SET EXERCISE :: Find the lines with "normal" in them and copy them out.

EXTRACTED INFORMATION ::
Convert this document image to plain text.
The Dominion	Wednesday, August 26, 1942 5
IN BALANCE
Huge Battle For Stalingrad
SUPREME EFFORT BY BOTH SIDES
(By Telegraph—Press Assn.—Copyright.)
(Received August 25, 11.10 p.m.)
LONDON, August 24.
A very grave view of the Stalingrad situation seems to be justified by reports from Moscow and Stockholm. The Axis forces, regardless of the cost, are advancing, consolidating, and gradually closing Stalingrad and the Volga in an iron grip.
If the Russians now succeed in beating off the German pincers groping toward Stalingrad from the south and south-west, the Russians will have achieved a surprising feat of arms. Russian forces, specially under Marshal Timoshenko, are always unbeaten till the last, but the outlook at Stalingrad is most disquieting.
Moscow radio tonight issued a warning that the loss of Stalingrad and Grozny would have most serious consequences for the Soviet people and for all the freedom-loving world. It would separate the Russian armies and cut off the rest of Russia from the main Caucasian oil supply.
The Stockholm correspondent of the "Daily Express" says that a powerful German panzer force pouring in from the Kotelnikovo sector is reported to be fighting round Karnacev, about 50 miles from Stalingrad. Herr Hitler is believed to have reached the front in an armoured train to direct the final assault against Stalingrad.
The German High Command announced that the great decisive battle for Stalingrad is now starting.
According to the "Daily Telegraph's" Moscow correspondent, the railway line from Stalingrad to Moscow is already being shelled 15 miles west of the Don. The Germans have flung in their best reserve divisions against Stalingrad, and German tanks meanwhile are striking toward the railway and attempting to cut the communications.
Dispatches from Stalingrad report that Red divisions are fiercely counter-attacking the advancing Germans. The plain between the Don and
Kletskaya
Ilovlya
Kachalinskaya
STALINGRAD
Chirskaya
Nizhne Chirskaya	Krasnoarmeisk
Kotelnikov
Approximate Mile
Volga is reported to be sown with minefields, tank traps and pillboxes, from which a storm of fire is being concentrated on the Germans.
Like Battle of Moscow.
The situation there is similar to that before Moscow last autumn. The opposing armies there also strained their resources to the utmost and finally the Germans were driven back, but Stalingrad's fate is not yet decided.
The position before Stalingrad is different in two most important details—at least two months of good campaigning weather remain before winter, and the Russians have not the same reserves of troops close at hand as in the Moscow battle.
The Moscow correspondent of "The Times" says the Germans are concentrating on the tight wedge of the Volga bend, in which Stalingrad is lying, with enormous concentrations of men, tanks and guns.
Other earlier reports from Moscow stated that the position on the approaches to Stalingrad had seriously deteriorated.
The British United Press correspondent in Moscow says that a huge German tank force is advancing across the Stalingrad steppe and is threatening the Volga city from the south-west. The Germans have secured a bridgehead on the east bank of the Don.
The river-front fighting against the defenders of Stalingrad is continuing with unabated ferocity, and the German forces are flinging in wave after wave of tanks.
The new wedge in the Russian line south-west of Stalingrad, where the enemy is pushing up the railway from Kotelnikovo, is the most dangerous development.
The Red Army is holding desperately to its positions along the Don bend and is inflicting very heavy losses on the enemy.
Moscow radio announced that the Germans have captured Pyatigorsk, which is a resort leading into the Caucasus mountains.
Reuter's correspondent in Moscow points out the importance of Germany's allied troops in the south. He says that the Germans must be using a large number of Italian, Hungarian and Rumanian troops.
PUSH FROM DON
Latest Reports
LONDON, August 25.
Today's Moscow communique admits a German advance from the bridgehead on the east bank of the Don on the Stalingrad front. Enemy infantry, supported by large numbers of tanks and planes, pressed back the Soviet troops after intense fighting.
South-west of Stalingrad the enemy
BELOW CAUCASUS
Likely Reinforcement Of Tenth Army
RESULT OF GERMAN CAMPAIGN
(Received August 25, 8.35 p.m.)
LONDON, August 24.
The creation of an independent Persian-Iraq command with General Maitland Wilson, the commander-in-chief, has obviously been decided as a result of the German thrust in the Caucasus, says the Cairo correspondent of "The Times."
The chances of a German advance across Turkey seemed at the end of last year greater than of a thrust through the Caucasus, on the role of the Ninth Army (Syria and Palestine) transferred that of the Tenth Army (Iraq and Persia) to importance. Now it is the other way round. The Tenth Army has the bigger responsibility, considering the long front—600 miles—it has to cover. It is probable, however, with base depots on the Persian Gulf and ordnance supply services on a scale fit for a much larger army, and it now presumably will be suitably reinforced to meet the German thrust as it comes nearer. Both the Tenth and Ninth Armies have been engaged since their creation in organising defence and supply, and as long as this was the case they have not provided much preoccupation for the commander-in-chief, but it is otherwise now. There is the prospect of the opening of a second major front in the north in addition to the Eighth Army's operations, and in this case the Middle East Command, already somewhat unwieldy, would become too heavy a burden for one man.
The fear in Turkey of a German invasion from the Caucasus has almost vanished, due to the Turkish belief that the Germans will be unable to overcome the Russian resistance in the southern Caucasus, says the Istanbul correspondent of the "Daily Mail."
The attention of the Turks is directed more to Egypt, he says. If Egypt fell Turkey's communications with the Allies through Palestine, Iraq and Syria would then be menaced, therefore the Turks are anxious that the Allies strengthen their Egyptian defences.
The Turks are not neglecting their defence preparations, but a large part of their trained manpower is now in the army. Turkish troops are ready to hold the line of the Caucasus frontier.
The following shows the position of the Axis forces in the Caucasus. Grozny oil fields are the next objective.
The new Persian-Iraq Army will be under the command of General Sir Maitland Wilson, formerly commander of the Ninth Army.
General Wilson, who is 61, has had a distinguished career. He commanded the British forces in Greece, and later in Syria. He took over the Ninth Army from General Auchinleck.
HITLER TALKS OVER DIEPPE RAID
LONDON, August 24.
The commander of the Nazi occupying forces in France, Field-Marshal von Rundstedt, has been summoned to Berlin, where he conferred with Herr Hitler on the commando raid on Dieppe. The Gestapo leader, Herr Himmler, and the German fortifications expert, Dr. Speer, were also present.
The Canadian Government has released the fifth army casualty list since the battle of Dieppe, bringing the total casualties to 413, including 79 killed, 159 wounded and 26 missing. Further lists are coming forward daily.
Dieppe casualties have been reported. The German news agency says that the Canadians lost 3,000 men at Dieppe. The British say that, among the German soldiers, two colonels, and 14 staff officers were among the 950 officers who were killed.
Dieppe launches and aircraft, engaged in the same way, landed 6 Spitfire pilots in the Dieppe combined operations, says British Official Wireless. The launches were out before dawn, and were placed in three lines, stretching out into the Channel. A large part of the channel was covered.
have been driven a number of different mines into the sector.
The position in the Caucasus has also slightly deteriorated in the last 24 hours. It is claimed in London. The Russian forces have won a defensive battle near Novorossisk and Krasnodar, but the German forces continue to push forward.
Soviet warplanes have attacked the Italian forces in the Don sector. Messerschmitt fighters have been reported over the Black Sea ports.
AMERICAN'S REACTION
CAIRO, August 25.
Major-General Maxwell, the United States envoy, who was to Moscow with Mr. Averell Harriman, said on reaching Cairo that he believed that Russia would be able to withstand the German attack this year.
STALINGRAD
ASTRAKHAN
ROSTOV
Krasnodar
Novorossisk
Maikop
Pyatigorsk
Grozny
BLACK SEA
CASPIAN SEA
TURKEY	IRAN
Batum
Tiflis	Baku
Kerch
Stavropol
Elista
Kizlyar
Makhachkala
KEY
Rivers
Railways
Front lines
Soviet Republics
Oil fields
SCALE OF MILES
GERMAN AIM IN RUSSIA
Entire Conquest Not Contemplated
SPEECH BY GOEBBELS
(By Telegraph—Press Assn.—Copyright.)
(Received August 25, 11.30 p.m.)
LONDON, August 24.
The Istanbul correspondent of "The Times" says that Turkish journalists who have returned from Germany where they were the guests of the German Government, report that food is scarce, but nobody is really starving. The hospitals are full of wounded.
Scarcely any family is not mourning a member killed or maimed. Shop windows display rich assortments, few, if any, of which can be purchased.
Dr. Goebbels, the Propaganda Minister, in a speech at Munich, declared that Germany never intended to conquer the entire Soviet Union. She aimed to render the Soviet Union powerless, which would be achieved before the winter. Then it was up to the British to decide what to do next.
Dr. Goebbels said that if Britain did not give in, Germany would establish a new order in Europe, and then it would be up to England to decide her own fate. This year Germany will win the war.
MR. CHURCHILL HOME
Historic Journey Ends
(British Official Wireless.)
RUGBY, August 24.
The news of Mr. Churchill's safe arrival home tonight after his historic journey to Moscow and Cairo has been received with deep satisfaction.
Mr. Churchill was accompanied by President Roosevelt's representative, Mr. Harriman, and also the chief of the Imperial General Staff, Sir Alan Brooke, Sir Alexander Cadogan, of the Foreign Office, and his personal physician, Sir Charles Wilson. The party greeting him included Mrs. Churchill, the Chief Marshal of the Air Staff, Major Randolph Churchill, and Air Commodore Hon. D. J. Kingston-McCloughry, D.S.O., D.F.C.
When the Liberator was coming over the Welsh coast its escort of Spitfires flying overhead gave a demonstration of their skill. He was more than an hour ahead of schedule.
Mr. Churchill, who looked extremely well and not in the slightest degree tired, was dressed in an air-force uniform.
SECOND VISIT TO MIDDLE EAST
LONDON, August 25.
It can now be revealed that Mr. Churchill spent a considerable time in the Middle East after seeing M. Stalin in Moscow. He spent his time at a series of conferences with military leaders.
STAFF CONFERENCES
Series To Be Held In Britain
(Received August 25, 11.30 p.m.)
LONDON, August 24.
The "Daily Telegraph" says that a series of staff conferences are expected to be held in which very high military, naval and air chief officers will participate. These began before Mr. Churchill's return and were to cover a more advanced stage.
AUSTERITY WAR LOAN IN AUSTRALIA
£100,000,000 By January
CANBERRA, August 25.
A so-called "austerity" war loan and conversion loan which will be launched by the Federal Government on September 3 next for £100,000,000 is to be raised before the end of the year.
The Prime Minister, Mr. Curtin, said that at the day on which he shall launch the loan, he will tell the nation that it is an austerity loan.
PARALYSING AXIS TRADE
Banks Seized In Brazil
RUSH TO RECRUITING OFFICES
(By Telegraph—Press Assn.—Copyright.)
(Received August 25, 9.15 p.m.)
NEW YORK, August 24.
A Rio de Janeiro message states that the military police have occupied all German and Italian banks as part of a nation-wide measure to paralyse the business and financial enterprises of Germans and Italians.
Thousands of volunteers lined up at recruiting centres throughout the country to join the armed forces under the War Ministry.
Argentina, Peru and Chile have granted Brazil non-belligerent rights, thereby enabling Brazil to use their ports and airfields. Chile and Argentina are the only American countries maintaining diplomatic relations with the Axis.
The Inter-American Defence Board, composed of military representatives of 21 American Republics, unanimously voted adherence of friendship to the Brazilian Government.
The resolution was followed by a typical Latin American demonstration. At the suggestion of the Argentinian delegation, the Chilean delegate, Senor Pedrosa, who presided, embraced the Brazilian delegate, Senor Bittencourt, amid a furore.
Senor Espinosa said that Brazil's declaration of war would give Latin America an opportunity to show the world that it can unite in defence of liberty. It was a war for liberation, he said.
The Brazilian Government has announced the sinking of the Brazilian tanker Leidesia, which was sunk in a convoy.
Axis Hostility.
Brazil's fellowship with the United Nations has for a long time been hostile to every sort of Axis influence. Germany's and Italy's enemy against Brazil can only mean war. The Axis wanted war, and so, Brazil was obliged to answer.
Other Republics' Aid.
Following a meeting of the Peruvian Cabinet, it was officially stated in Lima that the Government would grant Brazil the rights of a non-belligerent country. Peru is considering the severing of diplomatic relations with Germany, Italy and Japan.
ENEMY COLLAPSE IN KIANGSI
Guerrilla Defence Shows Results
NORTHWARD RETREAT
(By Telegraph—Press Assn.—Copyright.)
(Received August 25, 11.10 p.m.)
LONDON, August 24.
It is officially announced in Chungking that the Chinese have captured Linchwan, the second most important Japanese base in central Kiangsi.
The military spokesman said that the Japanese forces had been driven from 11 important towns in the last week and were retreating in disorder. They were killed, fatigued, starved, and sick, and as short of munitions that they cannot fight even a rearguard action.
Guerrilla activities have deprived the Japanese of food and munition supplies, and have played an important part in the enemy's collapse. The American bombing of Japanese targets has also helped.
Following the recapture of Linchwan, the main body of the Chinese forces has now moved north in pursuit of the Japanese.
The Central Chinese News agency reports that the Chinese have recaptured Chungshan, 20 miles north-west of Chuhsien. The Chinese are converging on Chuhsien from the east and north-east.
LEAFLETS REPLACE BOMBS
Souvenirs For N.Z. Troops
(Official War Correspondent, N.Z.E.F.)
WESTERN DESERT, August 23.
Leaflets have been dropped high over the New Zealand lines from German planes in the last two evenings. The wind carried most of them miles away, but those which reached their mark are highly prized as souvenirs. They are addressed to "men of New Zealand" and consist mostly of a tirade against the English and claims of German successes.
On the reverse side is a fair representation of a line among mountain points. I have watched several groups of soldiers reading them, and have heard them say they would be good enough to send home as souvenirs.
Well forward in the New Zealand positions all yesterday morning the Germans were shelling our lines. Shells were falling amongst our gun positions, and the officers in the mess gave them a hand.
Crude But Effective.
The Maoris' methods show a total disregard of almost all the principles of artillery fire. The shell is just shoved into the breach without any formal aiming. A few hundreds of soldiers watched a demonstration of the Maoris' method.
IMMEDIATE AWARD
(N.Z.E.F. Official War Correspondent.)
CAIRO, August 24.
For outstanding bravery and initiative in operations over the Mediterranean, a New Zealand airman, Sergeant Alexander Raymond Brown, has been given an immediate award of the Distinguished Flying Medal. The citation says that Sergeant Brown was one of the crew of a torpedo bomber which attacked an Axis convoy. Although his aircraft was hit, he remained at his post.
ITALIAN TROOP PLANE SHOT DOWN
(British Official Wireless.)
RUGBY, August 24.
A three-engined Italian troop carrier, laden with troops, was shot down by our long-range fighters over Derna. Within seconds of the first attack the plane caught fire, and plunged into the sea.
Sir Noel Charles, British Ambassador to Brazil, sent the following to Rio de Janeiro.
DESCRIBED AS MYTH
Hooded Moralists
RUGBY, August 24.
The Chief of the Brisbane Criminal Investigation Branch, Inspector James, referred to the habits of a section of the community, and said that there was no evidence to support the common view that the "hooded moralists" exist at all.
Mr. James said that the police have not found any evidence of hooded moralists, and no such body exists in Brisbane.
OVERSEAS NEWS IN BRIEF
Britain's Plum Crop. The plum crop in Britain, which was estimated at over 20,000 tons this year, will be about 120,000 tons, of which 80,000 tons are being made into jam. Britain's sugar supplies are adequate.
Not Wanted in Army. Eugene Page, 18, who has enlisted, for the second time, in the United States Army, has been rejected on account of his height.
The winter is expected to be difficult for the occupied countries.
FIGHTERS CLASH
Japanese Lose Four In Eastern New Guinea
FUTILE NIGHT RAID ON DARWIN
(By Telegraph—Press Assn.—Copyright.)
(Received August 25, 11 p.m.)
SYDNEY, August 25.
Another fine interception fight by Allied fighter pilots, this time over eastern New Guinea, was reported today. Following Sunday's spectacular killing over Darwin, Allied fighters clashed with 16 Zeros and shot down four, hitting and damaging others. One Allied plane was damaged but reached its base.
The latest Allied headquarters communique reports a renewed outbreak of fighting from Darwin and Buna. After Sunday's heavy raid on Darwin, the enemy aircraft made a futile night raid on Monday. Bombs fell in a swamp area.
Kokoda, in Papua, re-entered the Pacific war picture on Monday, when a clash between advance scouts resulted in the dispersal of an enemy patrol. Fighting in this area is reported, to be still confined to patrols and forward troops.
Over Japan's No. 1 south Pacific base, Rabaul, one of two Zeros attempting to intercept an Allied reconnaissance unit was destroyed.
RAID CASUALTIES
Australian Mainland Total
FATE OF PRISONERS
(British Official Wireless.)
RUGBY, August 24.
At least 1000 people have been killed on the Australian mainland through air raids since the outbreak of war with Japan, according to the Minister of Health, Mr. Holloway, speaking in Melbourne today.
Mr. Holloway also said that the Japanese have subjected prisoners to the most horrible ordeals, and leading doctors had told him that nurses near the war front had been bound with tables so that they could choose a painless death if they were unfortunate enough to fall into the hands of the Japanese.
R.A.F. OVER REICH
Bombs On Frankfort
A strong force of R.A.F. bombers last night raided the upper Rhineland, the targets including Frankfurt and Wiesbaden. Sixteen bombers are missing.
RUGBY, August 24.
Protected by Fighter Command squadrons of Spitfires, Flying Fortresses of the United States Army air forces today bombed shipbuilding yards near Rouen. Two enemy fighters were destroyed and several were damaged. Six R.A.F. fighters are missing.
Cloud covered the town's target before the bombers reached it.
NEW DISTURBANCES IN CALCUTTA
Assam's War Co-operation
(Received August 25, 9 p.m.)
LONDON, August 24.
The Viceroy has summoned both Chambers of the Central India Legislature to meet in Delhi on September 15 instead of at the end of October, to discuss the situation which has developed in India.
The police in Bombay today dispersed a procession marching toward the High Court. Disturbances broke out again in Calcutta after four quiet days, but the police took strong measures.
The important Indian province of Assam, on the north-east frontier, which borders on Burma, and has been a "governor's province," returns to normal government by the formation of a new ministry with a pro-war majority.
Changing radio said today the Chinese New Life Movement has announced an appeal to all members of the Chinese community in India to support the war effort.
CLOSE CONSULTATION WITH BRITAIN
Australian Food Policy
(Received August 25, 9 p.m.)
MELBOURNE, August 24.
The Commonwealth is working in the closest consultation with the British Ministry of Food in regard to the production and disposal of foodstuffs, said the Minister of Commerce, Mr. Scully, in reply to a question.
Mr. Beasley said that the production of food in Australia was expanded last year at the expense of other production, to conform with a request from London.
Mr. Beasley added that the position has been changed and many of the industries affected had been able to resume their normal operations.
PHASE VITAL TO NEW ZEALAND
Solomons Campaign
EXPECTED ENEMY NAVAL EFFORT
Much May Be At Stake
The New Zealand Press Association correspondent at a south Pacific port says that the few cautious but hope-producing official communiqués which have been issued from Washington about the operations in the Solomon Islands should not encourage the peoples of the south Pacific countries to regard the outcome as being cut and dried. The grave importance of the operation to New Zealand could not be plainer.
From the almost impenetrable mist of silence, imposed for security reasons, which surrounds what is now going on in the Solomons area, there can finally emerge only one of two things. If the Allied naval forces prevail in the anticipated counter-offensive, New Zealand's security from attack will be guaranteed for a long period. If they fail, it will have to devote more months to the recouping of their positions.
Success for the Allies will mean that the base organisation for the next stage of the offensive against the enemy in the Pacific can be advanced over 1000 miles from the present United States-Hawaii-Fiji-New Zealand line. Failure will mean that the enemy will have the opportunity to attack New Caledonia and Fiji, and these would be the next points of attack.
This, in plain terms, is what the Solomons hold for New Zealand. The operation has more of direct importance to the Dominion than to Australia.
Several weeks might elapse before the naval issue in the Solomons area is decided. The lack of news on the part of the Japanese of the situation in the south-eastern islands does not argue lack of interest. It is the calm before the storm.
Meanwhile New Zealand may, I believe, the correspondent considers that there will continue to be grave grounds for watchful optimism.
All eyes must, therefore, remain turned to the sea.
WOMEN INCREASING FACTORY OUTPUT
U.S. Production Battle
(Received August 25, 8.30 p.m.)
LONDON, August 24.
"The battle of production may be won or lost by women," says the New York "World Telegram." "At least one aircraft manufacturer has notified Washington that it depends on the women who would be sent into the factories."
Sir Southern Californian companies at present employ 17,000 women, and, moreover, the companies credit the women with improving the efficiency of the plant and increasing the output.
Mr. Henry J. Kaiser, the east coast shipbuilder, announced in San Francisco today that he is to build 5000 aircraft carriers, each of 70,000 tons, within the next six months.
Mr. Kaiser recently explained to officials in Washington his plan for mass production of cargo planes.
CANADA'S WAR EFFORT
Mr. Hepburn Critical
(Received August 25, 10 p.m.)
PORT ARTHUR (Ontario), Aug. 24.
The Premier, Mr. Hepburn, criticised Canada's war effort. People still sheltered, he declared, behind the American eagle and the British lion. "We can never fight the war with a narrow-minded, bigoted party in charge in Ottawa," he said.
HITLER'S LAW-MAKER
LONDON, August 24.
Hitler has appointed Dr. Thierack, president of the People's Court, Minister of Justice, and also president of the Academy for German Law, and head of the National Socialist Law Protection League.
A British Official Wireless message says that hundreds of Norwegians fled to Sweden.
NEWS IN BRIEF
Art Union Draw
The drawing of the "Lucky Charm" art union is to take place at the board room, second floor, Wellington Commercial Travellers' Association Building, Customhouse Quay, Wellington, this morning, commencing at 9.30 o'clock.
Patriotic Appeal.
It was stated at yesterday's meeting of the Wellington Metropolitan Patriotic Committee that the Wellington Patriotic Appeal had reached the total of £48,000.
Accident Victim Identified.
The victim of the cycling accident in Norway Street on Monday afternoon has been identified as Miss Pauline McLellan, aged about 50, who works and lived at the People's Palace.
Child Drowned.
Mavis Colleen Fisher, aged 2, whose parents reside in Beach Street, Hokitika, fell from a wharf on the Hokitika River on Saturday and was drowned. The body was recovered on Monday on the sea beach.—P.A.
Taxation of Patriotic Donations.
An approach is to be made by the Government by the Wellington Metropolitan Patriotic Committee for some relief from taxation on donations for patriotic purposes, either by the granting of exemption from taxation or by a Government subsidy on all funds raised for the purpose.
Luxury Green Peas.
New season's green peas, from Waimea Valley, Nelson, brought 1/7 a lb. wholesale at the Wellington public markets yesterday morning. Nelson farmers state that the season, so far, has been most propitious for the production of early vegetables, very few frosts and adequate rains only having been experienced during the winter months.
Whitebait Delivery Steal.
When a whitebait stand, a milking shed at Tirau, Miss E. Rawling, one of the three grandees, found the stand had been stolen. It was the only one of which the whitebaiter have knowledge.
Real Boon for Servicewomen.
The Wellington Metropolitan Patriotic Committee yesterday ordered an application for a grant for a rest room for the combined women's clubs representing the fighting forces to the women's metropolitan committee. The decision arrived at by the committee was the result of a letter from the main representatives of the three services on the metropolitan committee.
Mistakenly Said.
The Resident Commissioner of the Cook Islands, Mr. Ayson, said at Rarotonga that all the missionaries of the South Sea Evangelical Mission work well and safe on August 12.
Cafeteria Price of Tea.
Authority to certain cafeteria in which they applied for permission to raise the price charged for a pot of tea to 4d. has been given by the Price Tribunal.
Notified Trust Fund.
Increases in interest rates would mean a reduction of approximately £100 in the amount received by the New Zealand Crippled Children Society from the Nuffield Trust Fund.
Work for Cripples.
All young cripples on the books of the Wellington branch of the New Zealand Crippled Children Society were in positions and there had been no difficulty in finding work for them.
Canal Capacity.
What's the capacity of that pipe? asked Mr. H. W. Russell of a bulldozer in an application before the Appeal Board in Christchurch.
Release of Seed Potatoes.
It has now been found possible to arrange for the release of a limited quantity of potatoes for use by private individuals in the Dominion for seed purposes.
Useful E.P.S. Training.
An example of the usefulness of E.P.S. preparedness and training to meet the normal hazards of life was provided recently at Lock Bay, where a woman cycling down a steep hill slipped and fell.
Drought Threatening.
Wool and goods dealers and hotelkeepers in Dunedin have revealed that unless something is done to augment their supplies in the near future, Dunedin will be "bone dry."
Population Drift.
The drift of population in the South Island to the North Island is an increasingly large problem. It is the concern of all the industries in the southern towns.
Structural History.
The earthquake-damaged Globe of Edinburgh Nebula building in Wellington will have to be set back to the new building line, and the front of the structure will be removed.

THE SOLUTION ::
The important Indian province of Assam, on the north-east frontier, which borders on Burma, and has been a "governor's province," returns to normal government by the formation of a new ministry with a pro-war majority.
Mr. Beasley added that the position has been changed and many of the industries affected had been able to resume their normal operations.
An example of the usefulness of E.P.S. preparedness and training to meet the normal hazards of life was provided recently at Lock Bay, where a woman cycling down a steep hill slipped and fell.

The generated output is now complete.